--- Short task ---
Below are the records. List every line holding the word "code".

--- Data items ---
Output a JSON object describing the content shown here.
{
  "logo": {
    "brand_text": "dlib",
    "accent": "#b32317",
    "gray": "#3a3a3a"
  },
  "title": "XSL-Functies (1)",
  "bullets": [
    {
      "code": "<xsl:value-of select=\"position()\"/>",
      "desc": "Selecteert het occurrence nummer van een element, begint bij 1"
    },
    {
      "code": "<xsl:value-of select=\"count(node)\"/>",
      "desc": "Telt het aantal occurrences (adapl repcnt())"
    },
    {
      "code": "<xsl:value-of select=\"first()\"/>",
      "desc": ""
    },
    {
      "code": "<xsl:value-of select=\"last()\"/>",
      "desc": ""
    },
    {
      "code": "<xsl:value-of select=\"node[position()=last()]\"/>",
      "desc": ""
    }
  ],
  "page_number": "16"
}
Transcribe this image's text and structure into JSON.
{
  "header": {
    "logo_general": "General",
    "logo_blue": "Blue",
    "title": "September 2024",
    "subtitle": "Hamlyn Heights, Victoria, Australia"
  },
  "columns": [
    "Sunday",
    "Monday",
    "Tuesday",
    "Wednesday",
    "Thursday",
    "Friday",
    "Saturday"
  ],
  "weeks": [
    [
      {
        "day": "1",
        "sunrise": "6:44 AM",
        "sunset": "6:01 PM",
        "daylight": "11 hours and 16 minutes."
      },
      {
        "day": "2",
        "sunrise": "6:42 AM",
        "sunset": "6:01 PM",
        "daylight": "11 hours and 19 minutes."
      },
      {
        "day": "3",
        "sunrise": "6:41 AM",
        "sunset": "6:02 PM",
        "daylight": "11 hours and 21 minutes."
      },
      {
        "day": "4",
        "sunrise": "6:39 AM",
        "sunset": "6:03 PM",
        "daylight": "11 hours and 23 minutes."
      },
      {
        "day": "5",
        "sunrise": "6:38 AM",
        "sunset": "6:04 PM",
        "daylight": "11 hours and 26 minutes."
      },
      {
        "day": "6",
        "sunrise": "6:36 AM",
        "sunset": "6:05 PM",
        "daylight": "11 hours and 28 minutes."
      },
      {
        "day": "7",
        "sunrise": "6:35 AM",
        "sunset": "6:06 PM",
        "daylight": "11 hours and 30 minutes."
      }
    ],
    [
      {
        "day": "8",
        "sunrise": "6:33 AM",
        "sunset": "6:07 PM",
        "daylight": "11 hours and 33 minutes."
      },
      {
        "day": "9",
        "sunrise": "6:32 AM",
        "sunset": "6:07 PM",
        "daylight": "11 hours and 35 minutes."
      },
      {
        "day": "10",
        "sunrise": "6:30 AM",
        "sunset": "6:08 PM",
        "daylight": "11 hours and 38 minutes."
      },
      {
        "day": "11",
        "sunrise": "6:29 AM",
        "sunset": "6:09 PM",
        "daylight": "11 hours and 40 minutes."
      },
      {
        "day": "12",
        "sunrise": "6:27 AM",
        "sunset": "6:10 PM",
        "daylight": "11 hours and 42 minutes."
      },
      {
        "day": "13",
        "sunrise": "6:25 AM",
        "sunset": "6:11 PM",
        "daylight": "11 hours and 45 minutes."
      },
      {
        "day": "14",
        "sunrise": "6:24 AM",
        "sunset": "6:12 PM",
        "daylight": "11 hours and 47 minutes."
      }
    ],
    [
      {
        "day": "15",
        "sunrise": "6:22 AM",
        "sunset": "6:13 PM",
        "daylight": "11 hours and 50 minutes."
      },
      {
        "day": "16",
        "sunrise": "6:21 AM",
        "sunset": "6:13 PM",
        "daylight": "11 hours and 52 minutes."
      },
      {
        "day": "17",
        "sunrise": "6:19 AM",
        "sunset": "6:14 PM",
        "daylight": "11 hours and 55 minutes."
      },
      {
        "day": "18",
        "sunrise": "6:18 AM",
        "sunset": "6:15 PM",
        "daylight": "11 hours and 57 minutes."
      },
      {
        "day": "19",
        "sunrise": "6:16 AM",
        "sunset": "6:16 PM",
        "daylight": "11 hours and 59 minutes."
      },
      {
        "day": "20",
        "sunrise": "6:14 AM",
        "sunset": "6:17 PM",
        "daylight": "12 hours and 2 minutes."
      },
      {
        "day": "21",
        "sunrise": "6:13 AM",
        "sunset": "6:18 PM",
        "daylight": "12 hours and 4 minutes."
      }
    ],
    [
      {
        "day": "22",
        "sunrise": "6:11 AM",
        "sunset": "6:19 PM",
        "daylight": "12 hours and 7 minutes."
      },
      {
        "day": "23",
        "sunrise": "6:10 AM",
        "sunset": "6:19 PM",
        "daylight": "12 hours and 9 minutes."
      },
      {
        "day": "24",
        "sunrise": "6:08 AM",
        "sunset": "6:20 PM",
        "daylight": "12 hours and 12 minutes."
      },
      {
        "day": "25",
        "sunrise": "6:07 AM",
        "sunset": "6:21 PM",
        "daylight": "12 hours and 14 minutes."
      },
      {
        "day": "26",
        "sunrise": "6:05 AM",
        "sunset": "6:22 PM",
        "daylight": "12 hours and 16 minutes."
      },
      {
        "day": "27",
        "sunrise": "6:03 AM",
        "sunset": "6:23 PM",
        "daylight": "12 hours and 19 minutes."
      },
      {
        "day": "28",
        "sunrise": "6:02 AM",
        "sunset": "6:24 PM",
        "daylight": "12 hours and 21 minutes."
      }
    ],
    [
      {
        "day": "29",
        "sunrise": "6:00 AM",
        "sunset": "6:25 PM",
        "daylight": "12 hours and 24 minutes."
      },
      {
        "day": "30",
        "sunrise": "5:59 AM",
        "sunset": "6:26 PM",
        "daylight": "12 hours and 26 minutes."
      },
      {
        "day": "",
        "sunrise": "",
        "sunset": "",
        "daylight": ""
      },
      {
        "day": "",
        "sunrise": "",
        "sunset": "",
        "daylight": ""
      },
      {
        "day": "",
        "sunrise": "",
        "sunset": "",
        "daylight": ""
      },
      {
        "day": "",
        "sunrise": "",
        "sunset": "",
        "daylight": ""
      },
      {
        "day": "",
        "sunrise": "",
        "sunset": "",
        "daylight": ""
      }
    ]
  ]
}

--- Solution to this task ---
      "code": "<xsl:value-of select=\"position()\"/>",
      "code": "<xsl:value-of select=\"count(node)\"/>",
      "code": "<xsl:value-of select=\"first()\"/>",
      "code": "<xsl:value-of select=\"last()\"/>",
      "code": "<xsl:value-of select=\"node[position()=last()]\"/>",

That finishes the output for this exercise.